Quoted passage

■ ■ ■ ■ ■ ■ ■

Figure 3: Group Policy Results illustrate the resulting GPOs and settings for a user and computer combination
From this interface you can check many aspects of the GPOs that have applied, as well as the settings. Within this interface you will want to check the right pane for many different results. Check the Group Policy Objects to make sure your GPO applied and was not denied for some reason. Second, you will check the Component Status for any errors related to the Security client side extension. Finally, check the Settings tab for the Security Settings section and your settings that you applied, as shown in Figure 4.
Figure 4: Settings tab for your Group Policy Results will indicate which settings applied to the target computer
You can also run RSOP.msc on the target computer, which will give you the same information as check #1, except for the interface is a totally different format. Figure 5 illustrates that the RSOP.msc command on a target computer shows the GPO settings in the same format as the original GPO that was used to configure it in the editor. This is a beneficial view for some, as there is no need to worry about the path of the security setting, you can simply go directly to the node in the GPO and see the results.
Figure 5: RSOP.msc results on target computer
To see more information about the GPOs and the client side extensions, you will need to dive a bit deeper into this interface. If you right-click on the Computer Configuration node, you can select the Properties menu option. From here, you will see the GPOs that applied, as well as be able to toggle to see the following nodes, as shown in Figure 6:
- GPOs and filtering status
- Scope of management of the GPO
- Revision information about the GPO
Figure 6: RSOP Properties option displays more details about the applied GPOs
This information can help you discover why the GPO and related settings might not have applied.
To see the client side information details, you will select the Error Information tab, as shown in Figure 7.
Figure 7: Error Information tab within the RSOP.msc properties option
Here, you can see why a specific CSE might not have applied, which gives you information about why the settings might not be in the RSOP.msc interface.

■ ■ ■ ■ ■ ■ ■

Recorded information
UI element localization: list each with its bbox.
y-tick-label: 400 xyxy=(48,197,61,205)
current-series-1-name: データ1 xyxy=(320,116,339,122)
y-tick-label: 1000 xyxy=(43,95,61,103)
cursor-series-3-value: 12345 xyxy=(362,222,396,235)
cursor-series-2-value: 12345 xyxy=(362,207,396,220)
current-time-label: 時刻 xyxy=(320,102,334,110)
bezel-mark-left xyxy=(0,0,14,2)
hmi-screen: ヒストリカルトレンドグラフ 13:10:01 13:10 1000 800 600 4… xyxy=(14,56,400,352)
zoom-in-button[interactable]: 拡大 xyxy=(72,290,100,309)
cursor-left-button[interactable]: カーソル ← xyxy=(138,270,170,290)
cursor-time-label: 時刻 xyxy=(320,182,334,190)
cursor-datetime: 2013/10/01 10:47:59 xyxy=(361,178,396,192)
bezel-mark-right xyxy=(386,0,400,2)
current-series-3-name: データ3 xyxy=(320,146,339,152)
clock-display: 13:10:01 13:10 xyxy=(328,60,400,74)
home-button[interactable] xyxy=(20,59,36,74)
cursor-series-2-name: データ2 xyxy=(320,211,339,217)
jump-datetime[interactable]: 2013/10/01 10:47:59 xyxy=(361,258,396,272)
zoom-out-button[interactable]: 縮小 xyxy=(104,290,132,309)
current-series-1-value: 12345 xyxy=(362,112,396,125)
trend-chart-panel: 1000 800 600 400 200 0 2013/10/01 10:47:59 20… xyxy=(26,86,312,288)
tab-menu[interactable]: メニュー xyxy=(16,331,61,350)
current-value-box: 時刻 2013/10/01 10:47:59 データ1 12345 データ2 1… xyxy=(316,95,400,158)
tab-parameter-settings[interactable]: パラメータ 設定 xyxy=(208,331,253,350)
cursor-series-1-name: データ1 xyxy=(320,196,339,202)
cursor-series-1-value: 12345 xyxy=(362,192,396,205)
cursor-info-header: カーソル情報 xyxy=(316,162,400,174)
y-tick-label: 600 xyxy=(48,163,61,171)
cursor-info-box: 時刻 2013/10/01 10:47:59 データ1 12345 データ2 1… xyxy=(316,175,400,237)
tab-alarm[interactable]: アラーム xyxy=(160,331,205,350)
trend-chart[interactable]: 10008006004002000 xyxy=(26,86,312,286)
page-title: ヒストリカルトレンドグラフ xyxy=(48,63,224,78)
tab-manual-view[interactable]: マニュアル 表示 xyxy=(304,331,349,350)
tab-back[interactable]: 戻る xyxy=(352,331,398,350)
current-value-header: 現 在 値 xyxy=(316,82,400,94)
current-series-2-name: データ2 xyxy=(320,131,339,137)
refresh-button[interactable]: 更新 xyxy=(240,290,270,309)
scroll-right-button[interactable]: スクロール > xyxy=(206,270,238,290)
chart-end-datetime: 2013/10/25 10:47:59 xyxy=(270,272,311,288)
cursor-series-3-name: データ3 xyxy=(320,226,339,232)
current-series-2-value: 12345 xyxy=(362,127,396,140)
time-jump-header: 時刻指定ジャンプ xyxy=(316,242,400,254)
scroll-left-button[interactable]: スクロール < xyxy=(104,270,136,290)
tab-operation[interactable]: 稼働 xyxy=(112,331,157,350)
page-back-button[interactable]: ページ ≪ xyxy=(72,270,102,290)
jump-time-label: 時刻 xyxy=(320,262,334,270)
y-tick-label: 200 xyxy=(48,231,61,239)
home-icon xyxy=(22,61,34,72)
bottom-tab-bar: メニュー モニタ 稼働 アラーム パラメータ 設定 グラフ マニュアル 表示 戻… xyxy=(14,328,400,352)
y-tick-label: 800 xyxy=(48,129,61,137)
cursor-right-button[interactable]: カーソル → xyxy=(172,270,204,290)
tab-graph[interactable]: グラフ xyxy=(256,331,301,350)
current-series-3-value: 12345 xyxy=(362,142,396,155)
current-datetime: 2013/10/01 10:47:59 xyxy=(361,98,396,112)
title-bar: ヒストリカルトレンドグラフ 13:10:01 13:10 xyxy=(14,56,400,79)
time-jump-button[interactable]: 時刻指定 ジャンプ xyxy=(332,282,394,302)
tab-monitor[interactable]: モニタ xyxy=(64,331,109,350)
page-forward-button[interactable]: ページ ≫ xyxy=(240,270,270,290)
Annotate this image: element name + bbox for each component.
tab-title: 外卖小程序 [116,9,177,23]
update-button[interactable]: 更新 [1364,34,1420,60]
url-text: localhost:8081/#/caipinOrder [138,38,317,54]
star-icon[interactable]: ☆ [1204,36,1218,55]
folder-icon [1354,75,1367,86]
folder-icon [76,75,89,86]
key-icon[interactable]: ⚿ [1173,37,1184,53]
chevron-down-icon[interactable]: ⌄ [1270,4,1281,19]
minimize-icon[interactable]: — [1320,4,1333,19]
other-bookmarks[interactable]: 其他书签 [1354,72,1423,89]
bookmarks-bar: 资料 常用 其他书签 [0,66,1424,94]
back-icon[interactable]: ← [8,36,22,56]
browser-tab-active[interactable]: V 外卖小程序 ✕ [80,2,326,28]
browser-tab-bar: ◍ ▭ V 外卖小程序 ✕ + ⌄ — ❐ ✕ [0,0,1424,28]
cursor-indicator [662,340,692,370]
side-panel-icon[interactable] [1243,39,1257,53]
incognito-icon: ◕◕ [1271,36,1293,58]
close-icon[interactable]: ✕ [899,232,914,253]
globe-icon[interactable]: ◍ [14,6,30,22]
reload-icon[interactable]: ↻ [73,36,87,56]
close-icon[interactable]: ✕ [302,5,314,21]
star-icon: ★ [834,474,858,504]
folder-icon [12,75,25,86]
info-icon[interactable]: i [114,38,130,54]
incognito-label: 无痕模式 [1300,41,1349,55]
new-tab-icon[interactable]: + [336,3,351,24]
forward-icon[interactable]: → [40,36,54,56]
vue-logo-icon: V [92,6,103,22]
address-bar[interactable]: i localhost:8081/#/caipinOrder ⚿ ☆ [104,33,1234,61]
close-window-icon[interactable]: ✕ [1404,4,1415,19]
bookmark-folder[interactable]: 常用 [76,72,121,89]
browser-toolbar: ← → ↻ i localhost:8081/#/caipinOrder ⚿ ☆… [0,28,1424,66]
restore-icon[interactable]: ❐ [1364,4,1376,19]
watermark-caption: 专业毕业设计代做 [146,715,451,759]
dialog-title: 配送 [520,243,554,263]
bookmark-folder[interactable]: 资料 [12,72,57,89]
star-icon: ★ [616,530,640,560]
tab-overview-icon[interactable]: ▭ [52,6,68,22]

■ ■ ■ ■ ■ ■ ■

Reproduce the passage on checking Group Policy results word for word, in full. The records were taken from a separate source.

Answer to this task
Figure 3: Group Policy Results illustrate the resulting GPOs and settings for a user and computer combination
From this interface you can check many aspects of the GPOs that have applied, as well as the settings. Within this interface you will want to check the right pane for many different results. Check the Group Policy Objects to make sure your GPO applied and was not denied for some reason. Second, you will check the Component Status for any errors related to the Security client side extension. Finally, check the Settings tab for the Security Settings section and your settings that you applied, as shown in Figure 4.
Figure 4: Settings tab for your Group Policy Results will indicate which settings applied to the target computer
You can also run RSOP.msc on the target computer, which will give you the same information as check #1, except for the interface is a totally different format. Figure 5 illustrates that the RSOP.msc command on a target computer shows the GPO settings in the same format as the original GPO that was used to configure it in the editor. This is a beneficial view for some, as there is no need to worry about the path of the security setting, you can simply go directly to the node in the GPO and see the results.
Figure 5: RSOP.msc results on target computer
To see more information about the GPOs and the client side extensions, you will need to dive a bit deeper into this interface. If you right-click on the Computer Configuration node, you can select the Properties menu option. From here, you will see the GPOs that applied, as well as be able to toggle to see the following nodes, as shown in Figure 6:
- GPOs and filtering status
- Scope of management of the GPO
- Revision information about the GPO
Figure 6: RSOP Properties option displays more details about the applied GPOs
This information can help you discover why the GPO and related settings might not have applied.
To see the client side information details, you will select the Error Information tab, as shown in Figure 7.
Figure 7: Error Information tab within the RSOP.msc properties option
Here, you can see why a specific CSE might not have applied, which gives you information about why the settings might not be in the RSOP.msc interface.